*TASK DESCRIPTION:* Collect every line in the data below that contains the string "icon".

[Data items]
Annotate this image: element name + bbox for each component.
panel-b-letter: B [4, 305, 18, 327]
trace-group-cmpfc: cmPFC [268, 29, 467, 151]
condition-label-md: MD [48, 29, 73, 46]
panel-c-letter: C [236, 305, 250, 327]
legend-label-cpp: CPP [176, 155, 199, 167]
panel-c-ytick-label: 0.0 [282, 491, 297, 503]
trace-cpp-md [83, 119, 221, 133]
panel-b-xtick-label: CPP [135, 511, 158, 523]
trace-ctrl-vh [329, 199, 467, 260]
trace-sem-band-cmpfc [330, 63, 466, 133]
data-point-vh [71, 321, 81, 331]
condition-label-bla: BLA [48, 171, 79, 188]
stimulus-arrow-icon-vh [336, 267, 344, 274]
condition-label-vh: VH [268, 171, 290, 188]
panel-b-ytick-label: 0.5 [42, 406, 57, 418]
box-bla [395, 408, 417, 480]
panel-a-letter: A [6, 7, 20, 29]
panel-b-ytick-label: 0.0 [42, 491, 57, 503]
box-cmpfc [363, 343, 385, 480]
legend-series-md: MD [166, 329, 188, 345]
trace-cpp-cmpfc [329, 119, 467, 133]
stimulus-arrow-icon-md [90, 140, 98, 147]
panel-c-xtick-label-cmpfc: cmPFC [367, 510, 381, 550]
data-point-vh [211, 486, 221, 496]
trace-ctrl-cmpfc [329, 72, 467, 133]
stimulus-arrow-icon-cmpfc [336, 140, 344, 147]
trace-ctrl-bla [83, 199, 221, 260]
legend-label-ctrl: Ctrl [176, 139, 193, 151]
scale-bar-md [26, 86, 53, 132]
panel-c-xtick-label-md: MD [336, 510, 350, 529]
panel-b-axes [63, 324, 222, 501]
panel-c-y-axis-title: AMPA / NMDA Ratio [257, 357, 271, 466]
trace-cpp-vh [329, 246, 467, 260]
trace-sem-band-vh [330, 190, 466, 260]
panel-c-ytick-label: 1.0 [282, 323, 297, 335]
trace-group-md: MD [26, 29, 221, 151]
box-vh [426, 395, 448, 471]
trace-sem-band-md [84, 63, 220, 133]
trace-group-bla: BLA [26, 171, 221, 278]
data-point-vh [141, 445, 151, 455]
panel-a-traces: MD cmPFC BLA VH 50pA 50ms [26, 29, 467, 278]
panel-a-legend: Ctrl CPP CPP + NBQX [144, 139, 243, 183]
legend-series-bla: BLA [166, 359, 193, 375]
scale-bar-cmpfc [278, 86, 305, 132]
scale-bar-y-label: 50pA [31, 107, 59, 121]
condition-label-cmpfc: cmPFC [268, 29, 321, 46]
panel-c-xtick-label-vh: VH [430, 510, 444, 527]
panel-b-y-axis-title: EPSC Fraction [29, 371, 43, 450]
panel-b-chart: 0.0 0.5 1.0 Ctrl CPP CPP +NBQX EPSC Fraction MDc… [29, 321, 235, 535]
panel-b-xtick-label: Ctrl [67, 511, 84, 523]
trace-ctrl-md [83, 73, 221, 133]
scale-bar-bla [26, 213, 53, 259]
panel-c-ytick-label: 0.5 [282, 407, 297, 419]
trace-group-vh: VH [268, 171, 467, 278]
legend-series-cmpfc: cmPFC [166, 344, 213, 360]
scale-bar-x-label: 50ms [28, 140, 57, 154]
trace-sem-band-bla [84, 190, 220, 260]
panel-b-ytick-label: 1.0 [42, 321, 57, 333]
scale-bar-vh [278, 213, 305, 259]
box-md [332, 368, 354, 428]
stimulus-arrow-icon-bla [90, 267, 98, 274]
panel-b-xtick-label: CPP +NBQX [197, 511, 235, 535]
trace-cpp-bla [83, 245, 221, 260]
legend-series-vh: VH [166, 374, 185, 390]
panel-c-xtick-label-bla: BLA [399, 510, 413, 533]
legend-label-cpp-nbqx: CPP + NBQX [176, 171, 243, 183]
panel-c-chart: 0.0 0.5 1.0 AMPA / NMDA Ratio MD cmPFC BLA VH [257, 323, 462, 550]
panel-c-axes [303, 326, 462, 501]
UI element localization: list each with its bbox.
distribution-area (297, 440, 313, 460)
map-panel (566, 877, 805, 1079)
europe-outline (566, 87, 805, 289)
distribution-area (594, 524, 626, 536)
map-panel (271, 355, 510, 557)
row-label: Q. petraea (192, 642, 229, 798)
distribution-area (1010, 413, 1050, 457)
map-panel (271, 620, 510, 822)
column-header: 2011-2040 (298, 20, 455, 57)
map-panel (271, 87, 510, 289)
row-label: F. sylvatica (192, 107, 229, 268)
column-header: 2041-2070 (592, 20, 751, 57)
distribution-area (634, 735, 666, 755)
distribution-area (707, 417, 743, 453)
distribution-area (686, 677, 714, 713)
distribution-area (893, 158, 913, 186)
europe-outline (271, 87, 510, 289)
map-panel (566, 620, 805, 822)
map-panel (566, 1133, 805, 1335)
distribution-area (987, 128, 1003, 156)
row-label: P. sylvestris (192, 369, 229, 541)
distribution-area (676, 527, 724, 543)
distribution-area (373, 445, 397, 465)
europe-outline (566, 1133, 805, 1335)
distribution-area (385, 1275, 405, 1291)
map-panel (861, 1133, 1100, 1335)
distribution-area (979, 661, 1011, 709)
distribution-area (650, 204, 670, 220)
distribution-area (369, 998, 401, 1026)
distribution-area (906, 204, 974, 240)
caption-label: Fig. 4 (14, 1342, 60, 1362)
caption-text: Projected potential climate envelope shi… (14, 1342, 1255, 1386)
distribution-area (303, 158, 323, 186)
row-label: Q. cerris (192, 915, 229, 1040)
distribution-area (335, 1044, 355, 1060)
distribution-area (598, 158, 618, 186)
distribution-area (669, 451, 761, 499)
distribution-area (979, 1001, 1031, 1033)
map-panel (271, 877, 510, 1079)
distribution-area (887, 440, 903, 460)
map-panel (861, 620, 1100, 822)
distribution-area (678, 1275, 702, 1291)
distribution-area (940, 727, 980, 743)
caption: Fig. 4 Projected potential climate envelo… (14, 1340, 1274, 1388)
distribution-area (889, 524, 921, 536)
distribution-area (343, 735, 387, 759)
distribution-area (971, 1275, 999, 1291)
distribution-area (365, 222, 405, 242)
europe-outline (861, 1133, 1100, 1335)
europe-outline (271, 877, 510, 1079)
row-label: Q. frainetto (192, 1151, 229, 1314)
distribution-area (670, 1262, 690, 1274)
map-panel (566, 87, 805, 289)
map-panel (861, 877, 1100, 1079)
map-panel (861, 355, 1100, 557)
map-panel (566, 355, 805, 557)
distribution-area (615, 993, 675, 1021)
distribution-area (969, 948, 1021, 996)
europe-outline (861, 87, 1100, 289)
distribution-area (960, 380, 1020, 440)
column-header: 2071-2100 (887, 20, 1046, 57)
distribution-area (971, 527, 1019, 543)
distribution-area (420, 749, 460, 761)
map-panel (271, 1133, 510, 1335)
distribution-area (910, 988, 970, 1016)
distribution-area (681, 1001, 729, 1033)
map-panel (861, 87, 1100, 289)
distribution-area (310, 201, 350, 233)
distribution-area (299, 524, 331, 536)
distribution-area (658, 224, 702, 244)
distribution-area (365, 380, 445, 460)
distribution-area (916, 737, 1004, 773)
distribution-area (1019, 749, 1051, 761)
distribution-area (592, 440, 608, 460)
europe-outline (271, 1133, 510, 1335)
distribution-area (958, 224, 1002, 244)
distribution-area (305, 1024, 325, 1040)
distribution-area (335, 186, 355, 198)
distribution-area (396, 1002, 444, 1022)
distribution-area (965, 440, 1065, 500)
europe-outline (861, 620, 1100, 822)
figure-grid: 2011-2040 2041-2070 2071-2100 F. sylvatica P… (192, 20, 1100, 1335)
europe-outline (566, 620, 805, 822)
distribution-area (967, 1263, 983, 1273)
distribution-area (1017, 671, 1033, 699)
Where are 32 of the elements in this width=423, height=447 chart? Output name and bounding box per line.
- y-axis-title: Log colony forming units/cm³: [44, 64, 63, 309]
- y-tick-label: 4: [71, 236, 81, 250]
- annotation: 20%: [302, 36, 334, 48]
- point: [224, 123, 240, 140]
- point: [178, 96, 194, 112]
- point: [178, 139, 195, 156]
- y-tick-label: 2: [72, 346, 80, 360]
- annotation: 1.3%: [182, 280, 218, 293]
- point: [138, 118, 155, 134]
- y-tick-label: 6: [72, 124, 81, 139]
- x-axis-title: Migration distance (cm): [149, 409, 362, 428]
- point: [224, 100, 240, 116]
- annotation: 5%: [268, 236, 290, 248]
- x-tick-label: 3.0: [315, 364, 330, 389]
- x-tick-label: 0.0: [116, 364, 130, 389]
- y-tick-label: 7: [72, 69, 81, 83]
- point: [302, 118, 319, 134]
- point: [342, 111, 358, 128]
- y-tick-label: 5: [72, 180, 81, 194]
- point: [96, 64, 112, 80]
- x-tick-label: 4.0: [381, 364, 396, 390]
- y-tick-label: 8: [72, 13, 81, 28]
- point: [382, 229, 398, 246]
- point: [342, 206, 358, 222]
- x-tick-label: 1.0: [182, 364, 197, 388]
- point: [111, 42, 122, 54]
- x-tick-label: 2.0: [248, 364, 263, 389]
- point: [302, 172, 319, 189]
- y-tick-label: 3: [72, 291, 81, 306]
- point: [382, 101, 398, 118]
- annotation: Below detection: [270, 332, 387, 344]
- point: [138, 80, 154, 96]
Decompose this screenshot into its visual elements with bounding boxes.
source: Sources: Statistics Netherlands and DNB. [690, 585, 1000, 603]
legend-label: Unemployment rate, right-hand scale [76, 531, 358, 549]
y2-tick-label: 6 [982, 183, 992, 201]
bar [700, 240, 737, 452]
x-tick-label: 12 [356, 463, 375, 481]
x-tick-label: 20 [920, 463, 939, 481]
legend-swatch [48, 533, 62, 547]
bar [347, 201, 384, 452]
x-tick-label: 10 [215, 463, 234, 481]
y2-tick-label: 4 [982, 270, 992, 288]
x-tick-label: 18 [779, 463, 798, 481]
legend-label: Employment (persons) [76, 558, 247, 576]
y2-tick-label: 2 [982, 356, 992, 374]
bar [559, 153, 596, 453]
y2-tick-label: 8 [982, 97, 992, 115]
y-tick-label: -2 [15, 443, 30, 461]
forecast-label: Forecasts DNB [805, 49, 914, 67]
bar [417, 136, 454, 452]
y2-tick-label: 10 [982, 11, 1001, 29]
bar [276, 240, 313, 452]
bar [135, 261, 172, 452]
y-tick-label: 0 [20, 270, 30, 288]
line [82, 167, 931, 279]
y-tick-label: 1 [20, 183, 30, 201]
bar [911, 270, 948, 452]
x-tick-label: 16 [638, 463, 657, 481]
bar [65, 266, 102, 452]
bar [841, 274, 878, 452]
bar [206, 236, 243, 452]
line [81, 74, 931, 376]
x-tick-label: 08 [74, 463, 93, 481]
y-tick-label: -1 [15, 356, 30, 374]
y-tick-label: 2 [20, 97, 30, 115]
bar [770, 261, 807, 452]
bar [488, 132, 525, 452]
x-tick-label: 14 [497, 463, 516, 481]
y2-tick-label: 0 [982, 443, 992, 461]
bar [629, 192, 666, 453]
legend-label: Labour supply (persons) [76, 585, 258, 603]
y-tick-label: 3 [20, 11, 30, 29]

*THE OUTPUT:*
stimulus-arrow-icon-vh [336, 267, 344, 274]
stimulus-arrow-icon-md [90, 140, 98, 147]
stimulus-arrow-icon-cmpfc [336, 140, 344, 147]
stimulus-arrow-icon-bla [90, 267, 98, 274]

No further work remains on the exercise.